• Exercise brief:
Go through the data below and gather each line containing "objednávku".

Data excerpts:
[BEGIN]

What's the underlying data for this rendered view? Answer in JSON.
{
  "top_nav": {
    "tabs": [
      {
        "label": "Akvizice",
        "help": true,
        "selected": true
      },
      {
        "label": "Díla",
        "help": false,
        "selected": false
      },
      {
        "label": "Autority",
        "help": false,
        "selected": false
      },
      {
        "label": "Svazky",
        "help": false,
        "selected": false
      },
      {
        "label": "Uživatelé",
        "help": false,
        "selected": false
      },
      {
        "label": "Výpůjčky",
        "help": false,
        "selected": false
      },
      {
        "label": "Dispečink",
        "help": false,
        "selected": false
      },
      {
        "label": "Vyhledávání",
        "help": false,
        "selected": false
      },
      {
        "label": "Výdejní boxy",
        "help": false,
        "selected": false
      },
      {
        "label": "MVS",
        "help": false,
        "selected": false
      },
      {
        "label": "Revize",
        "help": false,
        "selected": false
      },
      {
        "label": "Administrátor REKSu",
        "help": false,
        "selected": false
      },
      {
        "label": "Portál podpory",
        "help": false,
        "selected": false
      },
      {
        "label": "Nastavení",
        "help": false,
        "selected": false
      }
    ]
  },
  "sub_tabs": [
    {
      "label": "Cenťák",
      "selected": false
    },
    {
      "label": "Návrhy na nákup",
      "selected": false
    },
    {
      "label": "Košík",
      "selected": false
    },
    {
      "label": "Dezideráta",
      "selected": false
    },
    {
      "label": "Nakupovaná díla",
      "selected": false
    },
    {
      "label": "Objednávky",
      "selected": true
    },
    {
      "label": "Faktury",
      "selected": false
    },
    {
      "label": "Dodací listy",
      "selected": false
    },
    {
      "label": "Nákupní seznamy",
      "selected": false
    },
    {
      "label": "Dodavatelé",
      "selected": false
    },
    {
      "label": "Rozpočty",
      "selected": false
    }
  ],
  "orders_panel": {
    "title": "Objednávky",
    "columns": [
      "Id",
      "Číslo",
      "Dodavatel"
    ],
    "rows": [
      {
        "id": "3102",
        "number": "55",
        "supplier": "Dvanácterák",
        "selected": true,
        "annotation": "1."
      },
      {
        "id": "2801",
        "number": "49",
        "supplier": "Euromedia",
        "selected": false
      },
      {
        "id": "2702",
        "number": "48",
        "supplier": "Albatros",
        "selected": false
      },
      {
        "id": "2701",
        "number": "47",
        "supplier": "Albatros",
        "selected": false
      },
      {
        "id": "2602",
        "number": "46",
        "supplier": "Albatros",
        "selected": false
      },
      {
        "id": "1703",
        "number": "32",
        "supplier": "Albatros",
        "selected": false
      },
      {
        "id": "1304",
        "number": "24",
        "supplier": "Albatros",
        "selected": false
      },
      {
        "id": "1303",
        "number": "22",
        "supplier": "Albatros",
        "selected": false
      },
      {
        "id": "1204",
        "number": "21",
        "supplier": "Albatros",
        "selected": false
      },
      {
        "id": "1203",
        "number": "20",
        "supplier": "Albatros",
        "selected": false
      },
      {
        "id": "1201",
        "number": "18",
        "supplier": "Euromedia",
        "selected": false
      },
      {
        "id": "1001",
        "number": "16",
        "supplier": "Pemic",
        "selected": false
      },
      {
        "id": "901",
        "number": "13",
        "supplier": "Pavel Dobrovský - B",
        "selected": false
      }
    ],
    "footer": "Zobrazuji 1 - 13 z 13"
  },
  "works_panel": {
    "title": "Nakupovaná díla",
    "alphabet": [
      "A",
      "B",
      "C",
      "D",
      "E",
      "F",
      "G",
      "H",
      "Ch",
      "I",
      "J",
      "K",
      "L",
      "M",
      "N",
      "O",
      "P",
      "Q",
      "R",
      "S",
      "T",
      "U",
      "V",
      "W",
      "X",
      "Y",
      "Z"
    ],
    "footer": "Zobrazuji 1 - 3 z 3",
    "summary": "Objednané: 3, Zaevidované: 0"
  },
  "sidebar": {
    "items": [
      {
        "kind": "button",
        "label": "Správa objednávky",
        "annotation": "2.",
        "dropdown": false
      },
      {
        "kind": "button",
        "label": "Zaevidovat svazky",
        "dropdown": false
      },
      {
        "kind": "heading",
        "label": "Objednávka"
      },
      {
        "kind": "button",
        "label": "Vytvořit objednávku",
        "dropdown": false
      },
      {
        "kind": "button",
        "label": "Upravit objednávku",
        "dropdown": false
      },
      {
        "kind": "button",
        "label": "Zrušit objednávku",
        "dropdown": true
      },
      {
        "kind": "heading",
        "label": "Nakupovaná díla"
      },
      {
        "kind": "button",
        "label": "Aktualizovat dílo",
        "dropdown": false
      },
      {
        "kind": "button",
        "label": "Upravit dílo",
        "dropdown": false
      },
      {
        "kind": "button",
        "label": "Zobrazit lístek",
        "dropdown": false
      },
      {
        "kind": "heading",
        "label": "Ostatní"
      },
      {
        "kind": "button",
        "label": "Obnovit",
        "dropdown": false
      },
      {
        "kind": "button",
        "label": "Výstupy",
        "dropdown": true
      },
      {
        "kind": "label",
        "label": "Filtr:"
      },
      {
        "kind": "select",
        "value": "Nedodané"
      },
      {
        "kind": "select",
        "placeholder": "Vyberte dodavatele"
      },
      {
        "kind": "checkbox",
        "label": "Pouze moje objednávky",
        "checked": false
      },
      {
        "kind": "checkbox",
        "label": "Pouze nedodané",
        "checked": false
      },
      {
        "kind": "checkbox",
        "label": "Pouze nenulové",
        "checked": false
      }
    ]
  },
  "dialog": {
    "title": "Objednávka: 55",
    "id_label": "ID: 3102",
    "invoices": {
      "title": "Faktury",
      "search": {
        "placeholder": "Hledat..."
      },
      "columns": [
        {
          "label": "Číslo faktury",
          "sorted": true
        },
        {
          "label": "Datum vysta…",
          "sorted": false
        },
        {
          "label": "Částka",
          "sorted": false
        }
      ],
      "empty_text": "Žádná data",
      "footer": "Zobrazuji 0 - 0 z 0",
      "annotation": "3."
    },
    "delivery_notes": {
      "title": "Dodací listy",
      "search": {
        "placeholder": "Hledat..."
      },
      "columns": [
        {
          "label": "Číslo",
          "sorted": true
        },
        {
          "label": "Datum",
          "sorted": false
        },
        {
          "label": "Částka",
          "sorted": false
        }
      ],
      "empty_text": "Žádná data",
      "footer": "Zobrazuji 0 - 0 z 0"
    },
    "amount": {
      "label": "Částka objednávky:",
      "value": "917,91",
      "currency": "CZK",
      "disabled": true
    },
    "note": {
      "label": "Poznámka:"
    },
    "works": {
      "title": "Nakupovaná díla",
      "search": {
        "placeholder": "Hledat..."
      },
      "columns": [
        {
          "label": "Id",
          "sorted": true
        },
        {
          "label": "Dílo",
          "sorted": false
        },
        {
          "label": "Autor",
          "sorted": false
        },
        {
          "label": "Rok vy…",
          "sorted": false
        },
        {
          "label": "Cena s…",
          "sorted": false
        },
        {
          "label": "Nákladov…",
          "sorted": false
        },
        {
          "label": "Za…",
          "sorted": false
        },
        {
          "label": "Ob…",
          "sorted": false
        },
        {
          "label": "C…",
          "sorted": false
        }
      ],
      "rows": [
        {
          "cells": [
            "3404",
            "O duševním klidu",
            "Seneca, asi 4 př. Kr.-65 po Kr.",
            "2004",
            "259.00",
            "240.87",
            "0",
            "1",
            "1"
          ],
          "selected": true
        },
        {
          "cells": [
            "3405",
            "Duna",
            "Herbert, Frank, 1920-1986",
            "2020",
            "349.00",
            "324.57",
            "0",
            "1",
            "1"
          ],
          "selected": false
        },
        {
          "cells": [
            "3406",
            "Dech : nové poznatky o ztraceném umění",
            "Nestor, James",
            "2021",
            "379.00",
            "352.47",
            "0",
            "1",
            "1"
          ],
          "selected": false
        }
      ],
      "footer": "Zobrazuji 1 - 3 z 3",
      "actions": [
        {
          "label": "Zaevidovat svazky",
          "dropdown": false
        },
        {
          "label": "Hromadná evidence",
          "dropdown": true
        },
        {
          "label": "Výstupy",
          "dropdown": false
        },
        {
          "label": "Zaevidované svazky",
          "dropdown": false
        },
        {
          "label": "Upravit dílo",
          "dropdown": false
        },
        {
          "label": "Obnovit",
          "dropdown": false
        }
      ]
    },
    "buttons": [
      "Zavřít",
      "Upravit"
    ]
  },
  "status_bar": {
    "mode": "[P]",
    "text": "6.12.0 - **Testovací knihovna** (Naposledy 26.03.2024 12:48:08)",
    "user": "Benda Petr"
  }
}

[END]

• Written response:
        "label": "Vytvořit objednávku",
        "label": "Upravit objednávku",
        "label": "Zrušit objednávku",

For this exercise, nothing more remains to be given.